[EXERCISE TASK]
Reproduce all entries precisely, down to the last character.

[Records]
>> Start

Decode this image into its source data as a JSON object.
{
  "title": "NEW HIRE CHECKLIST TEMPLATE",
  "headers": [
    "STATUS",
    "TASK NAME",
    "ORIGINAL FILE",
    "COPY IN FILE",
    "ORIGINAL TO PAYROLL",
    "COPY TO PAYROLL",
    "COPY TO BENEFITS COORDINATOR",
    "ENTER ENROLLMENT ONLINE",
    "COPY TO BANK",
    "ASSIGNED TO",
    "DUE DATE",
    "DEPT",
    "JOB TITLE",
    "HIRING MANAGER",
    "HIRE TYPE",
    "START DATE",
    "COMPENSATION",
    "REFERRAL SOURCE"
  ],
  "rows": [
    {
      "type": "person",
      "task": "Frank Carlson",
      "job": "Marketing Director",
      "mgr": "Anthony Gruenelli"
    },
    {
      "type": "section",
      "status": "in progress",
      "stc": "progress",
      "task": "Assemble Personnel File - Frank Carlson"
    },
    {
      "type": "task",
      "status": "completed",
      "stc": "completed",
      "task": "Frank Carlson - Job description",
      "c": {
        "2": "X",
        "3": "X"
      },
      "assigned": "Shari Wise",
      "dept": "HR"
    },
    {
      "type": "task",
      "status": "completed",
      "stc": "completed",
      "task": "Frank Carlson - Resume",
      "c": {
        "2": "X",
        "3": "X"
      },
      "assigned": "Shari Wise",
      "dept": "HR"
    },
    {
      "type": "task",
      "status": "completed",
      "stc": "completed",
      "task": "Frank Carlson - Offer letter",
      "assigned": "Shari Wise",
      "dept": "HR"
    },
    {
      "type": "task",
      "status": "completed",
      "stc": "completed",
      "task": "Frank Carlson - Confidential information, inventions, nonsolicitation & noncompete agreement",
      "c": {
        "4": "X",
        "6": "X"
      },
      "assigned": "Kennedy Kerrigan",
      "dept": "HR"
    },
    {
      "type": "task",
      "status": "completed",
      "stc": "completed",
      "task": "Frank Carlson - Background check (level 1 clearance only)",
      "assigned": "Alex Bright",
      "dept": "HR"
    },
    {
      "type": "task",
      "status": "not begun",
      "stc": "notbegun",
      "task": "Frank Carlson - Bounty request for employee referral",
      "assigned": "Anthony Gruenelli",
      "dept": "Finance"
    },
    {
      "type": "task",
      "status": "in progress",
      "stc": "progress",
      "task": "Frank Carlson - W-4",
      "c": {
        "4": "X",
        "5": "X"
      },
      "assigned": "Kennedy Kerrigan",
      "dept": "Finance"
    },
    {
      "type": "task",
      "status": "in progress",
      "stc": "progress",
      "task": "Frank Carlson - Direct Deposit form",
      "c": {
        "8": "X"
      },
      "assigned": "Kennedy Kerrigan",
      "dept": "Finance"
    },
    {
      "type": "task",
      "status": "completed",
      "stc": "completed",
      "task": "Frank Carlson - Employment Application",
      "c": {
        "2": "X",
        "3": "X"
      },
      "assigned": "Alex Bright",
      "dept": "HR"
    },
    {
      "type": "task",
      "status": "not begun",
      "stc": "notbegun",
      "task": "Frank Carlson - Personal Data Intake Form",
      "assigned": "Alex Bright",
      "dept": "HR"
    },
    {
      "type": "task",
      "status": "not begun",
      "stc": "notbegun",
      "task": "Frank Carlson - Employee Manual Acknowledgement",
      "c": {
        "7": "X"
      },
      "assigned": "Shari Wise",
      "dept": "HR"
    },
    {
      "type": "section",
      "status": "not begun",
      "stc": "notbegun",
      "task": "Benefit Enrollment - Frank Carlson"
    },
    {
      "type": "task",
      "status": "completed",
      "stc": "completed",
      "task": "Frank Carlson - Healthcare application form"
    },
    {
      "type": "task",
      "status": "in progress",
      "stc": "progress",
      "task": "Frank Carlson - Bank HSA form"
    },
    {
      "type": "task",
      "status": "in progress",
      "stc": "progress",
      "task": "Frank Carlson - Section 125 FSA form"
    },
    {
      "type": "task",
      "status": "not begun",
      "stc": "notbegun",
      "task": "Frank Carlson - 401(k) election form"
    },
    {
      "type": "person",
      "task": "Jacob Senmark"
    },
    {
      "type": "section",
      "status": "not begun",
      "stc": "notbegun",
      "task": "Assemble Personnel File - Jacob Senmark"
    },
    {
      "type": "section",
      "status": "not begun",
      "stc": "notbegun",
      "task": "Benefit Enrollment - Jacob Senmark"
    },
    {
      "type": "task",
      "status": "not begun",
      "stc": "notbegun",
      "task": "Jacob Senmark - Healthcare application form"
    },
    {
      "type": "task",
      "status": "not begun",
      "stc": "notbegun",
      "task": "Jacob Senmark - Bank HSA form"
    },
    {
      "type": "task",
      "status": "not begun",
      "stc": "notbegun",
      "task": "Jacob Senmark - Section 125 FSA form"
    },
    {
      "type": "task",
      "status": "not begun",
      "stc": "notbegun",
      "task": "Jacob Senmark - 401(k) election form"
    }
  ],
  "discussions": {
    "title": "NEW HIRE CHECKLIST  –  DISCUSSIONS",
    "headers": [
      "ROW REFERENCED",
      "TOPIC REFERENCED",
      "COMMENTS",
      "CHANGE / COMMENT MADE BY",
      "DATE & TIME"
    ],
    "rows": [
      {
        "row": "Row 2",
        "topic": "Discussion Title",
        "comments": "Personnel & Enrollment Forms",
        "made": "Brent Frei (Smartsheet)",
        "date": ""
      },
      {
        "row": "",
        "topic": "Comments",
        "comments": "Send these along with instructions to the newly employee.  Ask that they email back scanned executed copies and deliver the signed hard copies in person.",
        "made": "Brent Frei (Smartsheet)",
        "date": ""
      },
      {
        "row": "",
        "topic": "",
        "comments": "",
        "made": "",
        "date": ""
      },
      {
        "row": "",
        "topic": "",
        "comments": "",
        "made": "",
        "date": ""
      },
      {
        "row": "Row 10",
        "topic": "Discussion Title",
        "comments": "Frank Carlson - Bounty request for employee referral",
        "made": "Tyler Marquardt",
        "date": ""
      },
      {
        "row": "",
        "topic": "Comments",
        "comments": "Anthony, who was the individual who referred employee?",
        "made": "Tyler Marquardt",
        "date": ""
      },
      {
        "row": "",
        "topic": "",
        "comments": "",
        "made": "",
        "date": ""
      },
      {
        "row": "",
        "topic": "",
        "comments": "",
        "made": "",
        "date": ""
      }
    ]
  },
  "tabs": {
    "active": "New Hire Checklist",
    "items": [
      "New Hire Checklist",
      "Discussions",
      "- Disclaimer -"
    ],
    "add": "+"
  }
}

>> End

[THE ANSWER]
Decode this image into its source data as a JSON object.
{
  "title": "NEW HIRE CHECKLIST TEMPLATE",
  "headers": [
    "STATUS",
    "TASK NAME",
    "ORIGINAL FILE",
    "COPY IN FILE",
    "ORIGINAL TO PAYROLL",
    "COPY TO PAYROLL",
    "COPY TO BENEFITS COORDINATOR",
    "ENTER ENROLLMENT ONLINE",
    "COPY TO BANK",
    "ASSIGNED TO",
    "DUE DATE",
    "DEPT",
    "JOB TITLE",
    "HIRING MANAGER",
    "HIRE TYPE",
    "START DATE",
    "COMPENSATION",
    "REFERRAL SOURCE"
  ],
  "rows": [
    {
      "type": "person",
      "task": "Frank Carlson",
      "job": "Marketing Director",
      "mgr": "Anthony Gruenelli"
    },
    {
      "type": "section",
      "status": "in progress",
      "stc": "progress",
      "task": "Assemble Personnel File - Frank Carlson"
    },
    {
      "type": "task",
      "status": "completed",
      "stc": "completed",
      "task": "Frank Carlson - Job description",
      "c": {
        "2": "X",
        "3": "X"
      },
      "assigned": "Shari Wise",
      "dept": "HR"
    },
    {
      "type": "task",
      "status": "completed",
      "stc": "completed",
      "task": "Frank Carlson - Resume",
      "c": {
        "2": "X",
        "3": "X"
      },
      "assigned": "Shari Wise",
      "dept": "HR"
    },
    {
      "type": "task",
      "status": "completed",
      "stc": "completed",
      "task": "Frank Carlson - Offer letter",
      "assigned": "Shari Wise",
      "dept": "HR"
    },
    {
      "type": "task",
      "status": "completed",
      "stc": "completed",
      "task": "Frank Carlson - Confidential information, inventions, nonsolicitation & noncompete agreement",
      "c": {
        "4": "X",
        "6": "X"
      },
      "assigned": "Kennedy Kerrigan",
      "dept": "HR"
    },
    {
      "type": "task",
      "status": "completed",
      "stc": "completed",
      "task": "Frank Carlson - Background check (level 1 clearance only)",
      "assigned": "Alex Bright",
      "dept": "HR"
    },
    {
      "type": "task",
      "status": "not begun",
      "stc": "notbegun",
      "task": "Frank Carlson - Bounty request for employee referral",
      "assigned": "Anthony Gruenelli",
      "dept": "Finance"
    },
    {
      "type": "task",
      "status": "in progress",
      "stc": "progress",
      "task": "Frank Carlson - W-4",
      "c": {
        "4": "X",
        "5": "X"
      },
      "assigned": "Kennedy Kerrigan",
      "dept": "Finance"
    },
    {
      "type": "task",
      "status": "in progress",
      "stc": "progress",
      "task": "Frank Carlson - Direct Deposit form",
      "c": {
        "8": "X"
      },
      "assigned": "Kennedy Kerrigan",
      "dept": "Finance"
    },
    {
      "type": "task",
      "status": "completed",
      "stc": "completed",
      "task": "Frank Carlson - Employment Application",
      "c": {
        "2": "X",
        "3": "X"
      },
      "assigned": "Alex Bright",
      "dept": "HR"
    },
    {
      "type": "task",
      "status": "not begun",
      "stc": "notbegun",
      "task": "Frank Carlson - Personal Data Intake Form",
      "assigned": "Alex Bright",
      "dept": "HR"
    },
    {
      "type": "task",
      "status": "not begun",
      "stc": "notbegun",
      "task": "Frank Carlson - Employee Manual Acknowledgement",
      "c": {
        "7": "X"
      },
      "assigned": "Shari Wise",
      "dept": "HR"
    },
    {
      "type": "section",
      "status": "not begun",
      "stc": "notbegun",
      "task": "Benefit Enrollment - Frank Carlson"
    },
    {
      "type": "task",
      "status": "completed",
      "stc": "completed",
      "task": "Frank Carlson - Healthcare application form"
    },
    {
      "type": "task",
      "status": "in progress",
      "stc": "progress",
      "task": "Frank Carlson - Bank HSA form"
    },
    {
      "type": "task",
      "status": "in progress",
      "stc": "progress",
      "task": "Frank Carlson - Section 125 FSA form"
    },
    {
      "type": "task",
      "status": "not begun",
      "stc": "notbegun",
      "task": "Frank Carlson - 401(k) election form"
    },
    {
      "type": "person",
      "task": "Jacob Senmark"
    },
    {
      "type": "section",
      "status": "not begun",
      "stc": "notbegun",
      "task": "Assemble Personnel File - Jacob Senmark"
    },
    {
      "type": "section",
      "status": "not begun",
      "stc": "notbegun",
      "task": "Benefit Enrollment - Jacob Senmark"
    },
    {
      "type": "task",
      "status": "not begun",
      "stc": "notbegun",
      "task": "Jacob Senmark - Healthcare application form"
    },
    {
      "type": "task",
      "status": "not begun",
      "stc": "notbegun",
      "task": "Jacob Senmark - Bank HSA form"
    },
    {
      "type": "task",
      "status": "not begun",
      "stc": "notbegun",
      "task": "Jacob Senmark - Section 125 FSA form"
    },
    {
      "type": "task",
      "status": "not begun",
      "stc": "notbegun",
      "task": "Jacob Senmark - 401(k) election form"
    }
  ],
  "discussions": {
    "title": "NEW HIRE CHECKLIST  –  DISCUSSIONS",
    "headers": [
      "ROW REFERENCED",
      "TOPIC REFERENCED",
      "COMMENTS",
      "CHANGE / COMMENT MADE BY",
      "DATE & TIME"
    ],
    "rows": [
      {
        "row": "Row 2",
        "topic": "Discussion Title",
        "comments": "Personnel & Enrollment Forms",
        "made": "Brent Frei (Smartsheet)",
        "date": ""
      },
      {
        "row": "",
        "topic": "Comments",
        "comments": "Send these along with instructions to the newly employee.  Ask that they email back scanned executed copies and deliver the signed hard copies in person.",
        "made": "Brent Frei (Smartsheet)",
        "date": ""
      },
      {
        "row": "",
        "topic": "",
        "comments": "",
        "made": "",
        "date": ""
      },
      {
        "row": "",
        "topic": "",
        "comments": "",
        "made": "",
        "date": ""
      },
      {
        "row": "Row 10",
        "topic": "Discussion Title",
        "comments": "Frank Carlson - Bounty request for employee referral",
        "made": "Tyler Marquardt",
        "date": ""
      },
      {
        "row": "",
        "topic": "Comments",
        "comments": "Anthony, who was the individual who referred employee?",
        "made": "Tyler Marquardt",
        "date": ""
      },
      {
        "row": "",
        "topic": "",
        "comments": "",
        "made": "",
        "date": ""
      },
      {
        "row": "",
        "topic": "",
        "comments": "",
        "made": "",
        "date": ""
      }
    ]
  },
  "tabs": {
    "active": "New Hire Checklist",
    "items": [
      "New Hire Checklist",
      "Discussions",
      "- Disclaimer -"
    ],
    "add": "+"
  }
}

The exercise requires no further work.